----- RECORD EXTRACTS
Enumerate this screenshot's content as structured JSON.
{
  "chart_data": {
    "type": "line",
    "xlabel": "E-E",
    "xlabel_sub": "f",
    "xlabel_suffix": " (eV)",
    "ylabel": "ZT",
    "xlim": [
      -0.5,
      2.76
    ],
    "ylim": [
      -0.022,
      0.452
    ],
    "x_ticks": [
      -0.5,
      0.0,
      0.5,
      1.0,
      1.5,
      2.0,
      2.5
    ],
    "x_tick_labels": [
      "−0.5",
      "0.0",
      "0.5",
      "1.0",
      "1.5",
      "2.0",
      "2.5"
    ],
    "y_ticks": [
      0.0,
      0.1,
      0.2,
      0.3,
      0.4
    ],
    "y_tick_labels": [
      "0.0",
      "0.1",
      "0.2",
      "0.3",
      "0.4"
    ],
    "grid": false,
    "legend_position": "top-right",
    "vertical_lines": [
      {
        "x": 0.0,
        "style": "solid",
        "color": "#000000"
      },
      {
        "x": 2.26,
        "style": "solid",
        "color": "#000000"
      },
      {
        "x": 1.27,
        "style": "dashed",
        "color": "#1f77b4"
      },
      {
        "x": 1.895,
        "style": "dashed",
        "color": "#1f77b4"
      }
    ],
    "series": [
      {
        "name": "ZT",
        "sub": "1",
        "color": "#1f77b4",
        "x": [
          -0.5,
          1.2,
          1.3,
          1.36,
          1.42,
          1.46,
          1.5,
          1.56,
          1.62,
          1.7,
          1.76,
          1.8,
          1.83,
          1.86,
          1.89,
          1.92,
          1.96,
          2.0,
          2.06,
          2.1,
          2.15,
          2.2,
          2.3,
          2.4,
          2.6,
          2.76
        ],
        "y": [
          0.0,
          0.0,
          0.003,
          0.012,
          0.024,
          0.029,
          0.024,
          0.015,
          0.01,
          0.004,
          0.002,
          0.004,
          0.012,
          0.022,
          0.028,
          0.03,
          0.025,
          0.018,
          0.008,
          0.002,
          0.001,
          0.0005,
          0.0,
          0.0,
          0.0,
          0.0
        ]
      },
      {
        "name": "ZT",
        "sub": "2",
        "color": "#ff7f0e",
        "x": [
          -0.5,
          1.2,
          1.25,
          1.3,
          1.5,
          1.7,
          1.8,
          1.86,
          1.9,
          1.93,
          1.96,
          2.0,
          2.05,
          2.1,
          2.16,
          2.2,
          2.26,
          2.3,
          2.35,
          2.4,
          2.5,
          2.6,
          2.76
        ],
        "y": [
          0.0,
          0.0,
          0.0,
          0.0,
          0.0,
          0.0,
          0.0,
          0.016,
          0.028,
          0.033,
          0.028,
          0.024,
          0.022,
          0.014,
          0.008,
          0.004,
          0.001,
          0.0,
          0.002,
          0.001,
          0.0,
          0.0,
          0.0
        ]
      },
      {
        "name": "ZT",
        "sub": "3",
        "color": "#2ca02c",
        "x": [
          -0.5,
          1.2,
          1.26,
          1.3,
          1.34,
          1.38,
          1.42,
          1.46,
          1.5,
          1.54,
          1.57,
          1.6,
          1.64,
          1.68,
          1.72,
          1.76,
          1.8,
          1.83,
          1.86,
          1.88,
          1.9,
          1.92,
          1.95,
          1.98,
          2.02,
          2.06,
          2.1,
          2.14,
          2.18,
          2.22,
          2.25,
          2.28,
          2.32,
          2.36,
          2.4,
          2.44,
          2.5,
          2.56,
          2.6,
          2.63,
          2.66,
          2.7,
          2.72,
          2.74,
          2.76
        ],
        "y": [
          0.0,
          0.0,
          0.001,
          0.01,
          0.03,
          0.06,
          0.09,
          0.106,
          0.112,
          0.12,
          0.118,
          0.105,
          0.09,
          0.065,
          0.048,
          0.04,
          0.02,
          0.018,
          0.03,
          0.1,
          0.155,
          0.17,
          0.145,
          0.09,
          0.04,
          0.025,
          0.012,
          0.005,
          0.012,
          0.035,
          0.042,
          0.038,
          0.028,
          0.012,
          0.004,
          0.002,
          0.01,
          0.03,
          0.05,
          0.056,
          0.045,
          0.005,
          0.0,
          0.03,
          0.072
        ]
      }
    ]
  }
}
----------
OBJECTIVE: Reproduce the listing shown above in its entirety, exactly.

THE COMPLETED TASK:
Enumerate this screenshot's content as structured JSON.
{
  "chart_data": {
    "type": "line",
    "xlabel": "E-E",
    "xlabel_sub": "f",
    "xlabel_suffix": " (eV)",
    "ylabel": "ZT",
    "xlim": [
      -0.5,
      2.76
    ],
    "ylim": [
      -0.022,
      0.452
    ],
    "x_ticks": [
      -0.5,
      0.0,
      0.5,
      1.0,
      1.5,
      2.0,
      2.5
    ],
    "x_tick_labels": [
      "−0.5",
      "0.0",
      "0.5",
      "1.0",
      "1.5",
      "2.0",
      "2.5"
    ],
    "y_ticks": [
      0.0,
      0.1,
      0.2,
      0.3,
      0.4
    ],
    "y_tick_labels": [
      "0.0",
      "0.1",
      "0.2",
      "0.3",
      "0.4"
    ],
    "grid": false,
    "legend_position": "top-right",
    "vertical_lines": [
      {
        "x": 0.0,
        "style": "solid",
        "color": "#000000"
      },
      {
        "x": 2.26,
        "style": "solid",
        "color": "#000000"
      },
      {
        "x": 1.27,
        "style": "dashed",
        "color": "#1f77b4"
      },
      {
        "x": 1.895,
        "style": "dashed",
        "color": "#1f77b4"
      }
    ],
    "series": [
      {
        "name": "ZT",
        "sub": "1",
        "color": "#1f77b4",
        "x": [
          -0.5,
          1.2,
          1.3,
          1.36,
          1.42,
          1.46,
          1.5,
          1.56,
          1.62,
          1.7,
          1.76,
          1.8,
          1.83,
          1.86,
          1.89,
          1.92,
          1.96,
          2.0,
          2.06,
          2.1,
          2.15,
          2.2,
          2.3,
          2.4,
          2.6,
          2.76
        ],
        "y": [
          0.0,
          0.0,
          0.003,
          0.012,
          0.024,
          0.029,
          0.024,
          0.015,
          0.01,
          0.004,
          0.002,
          0.004,
          0.012,
          0.022,
          0.028,
          0.03,
          0.025,
          0.018,
          0.008,
          0.002,
          0.001,
          0.0005,
          0.0,
          0.0,
          0.0,
          0.0
        ]
      },
      {
        "name": "ZT",
        "sub": "2",
        "color": "#ff7f0e",
        "x": [
          -0.5,
          1.2,
          1.25,
          1.3,
          1.5,
          1.7,
          1.8,
          1.86,
          1.9,
          1.93,
          1.96,
          2.0,
          2.05,
          2.1,
          2.16,
          2.2,
          2.26,
          2.3,
          2.35,
          2.4,
          2.5,
          2.6,
          2.76
        ],
        "y": [
          0.0,
          0.0,
          0.0,
          0.0,
          0.0,
          0.0,
          0.0,
          0.016,
          0.028,
          0.033,
          0.028,
          0.024,
          0.022,
          0.014,
          0.008,
          0.004,
          0.001,
          0.0,
          0.002,
          0.001,
          0.0,
          0.0,
          0.0
        ]
      },
      {
        "name": "ZT",
        "sub": "3",
        "color": "#2ca02c",
        "x": [
          -0.5,
          1.2,
          1.26,
          1.3,
          1.34,
          1.38,
          1.42,
          1.46,
          1.5,
          1.54,
          1.57,
          1.6,
          1.64,
          1.68,
          1.72,
          1.76,
          1.8,
          1.83,
          1.86,
          1.88,
          1.9,
          1.92,
          1.95,
          1.98,
          2.02,
          2.06,
          2.1,
          2.14,
          2.18,
          2.22,
          2.25,
          2.28,
          2.32,
          2.36,
          2.4,
          2.44,
          2.5,
          2.56,
          2.6,
          2.63,
          2.66,
          2.7,
          2.72,
          2.74,
          2.76
        ],
        "y": [
          0.0,
          0.0,
          0.001,
          0.01,
          0.03,
          0.06,
          0.09,
          0.106,
          0.112,
          0.12,
          0.118,
          0.105,
          0.09,
          0.065,
          0.048,
          0.04,
          0.02,
          0.018,
          0.03,
          0.1,
          0.155,
          0.17,
          0.145,
          0.09,
          0.04,
          0.025,
          0.012,
          0.005,
          0.012,
          0.035,
          0.042,
          0.038,
          0.028,
          0.012,
          0.004,
          0.002,
          0.01,
          0.03,
          0.05,
          0.056,
          0.045,
          0.005,
          0.0,
          0.03,
          0.072
        ]
      }
    ]
  }
}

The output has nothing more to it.